I'm continuing to dogfood this, and have some more changes to nrepl incoming, including the caching we talked about.
What I'm seeing in real-world usage though is that this slows down loading of any code to a point that will be unacceptable for most people. The problem is that any resource that isn't found through the regular classloader will get tried via the sideloader. This doesn't sound too bad, until you consider that when you (require 'foo.bar)
it will first look for
- resource
foo/bar__init.class
- class
foo.bar__init
So that's already 2 network round-trips for every clj file. If it's a cljc file it's 3. ClojureScript is better, but it will still do a needless round-trip when it's a cljc file.
So I think in practice we're going to have to either stop the sideloader again when we're done with it. Kind of problematic too with all the deferred loading. Or we need to have some kind of filter mechanism so we can tell it to only contact the client for certain resources.
After more internal discussion we are going to focus currently on testing the add-middleware
functionality without the sideloader, by using lambdaisland.classpath to load cider-nrepl dynamically. Most of the challenges and issues left seem to be related to the sideloader.

+ + + + + + +

What you need to do:
[1] Condense the paragraph of the text on the nREPL sideloader that opens with "So I think in practice" into a short list that keeps its main points.
[2] Duplicate a passage from the text on the nREPL sideloader: begin at the words "it will first" and stop after "to the sideloader.".
[3] Based on the text on the nREPL sideloader, decide whether each statement is true: (a) Requiring a clj file costs two network round-trips. (b) ClojureScript never makes a needless round-trip. (c) Current testing of the add-middleware functionality will use the sideloader. Answer yes or no for each and quote the words that decide it.
These records have no connection to the text on the nREPL sideloader.

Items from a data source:
+ + + + + + +

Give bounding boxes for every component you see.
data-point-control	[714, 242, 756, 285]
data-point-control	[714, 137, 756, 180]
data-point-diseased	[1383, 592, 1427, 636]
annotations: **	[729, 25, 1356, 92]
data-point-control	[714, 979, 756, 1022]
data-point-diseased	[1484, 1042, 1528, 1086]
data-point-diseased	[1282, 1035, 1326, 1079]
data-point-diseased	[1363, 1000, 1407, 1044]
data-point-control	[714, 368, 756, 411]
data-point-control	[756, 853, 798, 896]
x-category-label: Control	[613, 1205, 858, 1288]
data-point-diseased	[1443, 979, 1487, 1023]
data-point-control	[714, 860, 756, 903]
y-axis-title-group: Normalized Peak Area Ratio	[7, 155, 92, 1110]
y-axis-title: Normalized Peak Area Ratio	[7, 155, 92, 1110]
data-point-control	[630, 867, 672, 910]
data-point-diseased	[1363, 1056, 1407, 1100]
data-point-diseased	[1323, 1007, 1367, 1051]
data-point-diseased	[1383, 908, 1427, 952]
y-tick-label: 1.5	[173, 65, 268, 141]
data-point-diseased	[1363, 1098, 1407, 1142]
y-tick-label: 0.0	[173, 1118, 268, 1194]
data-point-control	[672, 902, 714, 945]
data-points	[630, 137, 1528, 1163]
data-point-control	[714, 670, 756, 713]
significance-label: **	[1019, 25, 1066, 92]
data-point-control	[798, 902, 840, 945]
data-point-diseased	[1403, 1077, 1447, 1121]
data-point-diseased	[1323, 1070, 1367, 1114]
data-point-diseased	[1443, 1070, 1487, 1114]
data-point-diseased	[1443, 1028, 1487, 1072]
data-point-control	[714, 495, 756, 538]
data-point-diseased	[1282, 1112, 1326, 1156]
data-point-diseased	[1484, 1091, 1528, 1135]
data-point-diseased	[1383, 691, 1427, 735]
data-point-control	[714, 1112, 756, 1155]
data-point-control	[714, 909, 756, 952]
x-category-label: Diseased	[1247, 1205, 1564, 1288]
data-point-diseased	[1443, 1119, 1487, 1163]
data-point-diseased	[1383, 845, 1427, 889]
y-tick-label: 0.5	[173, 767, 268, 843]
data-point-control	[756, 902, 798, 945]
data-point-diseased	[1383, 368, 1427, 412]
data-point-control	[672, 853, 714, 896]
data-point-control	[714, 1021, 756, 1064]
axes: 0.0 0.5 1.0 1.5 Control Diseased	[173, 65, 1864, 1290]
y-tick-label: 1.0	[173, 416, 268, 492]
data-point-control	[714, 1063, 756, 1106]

+ + + + + + +

Solutions by task:
[1]
- One option is to stop the sideloader again once it is no longer needed, though this is problematic with all the deferred loading.
- The other option is a filter mechanism so the client is contacted only for certain resources.

[2]
it will first look for
- resource
foo/bar__init.class
- class
foo.bar__init
So that's already 2 network round-trips for every clj file. If it's a cljc file it's 3. ClojureScript is better, but it will still do a needless round-trip when it's a cljc file.
So I think in practice we're going to have to either stop the sideloader again when we're done with it. Kind of problematic too with all the deferred loading. Or we need to have some kind of filter mechanism so we can tell it to only contact the client for certain resources.
After more internal discussion we are going to focus currently on testing the add-middleware
functionality without the sideloader, by using lambdaisland.classpath to load cider-nrepl dynamically. Most of the challenges and issues left seem to be related to the sideloader.

[3]
(a) Yes: "So that's already 2 network round-trips for every clj file."
(b) No: "ClojureScript is better, but it will still do a needless round-trip when it's a cljc file."
(c) No: "functionality without the sideloader, by using lambdaisland.classpath to load cider-nrepl dynamically."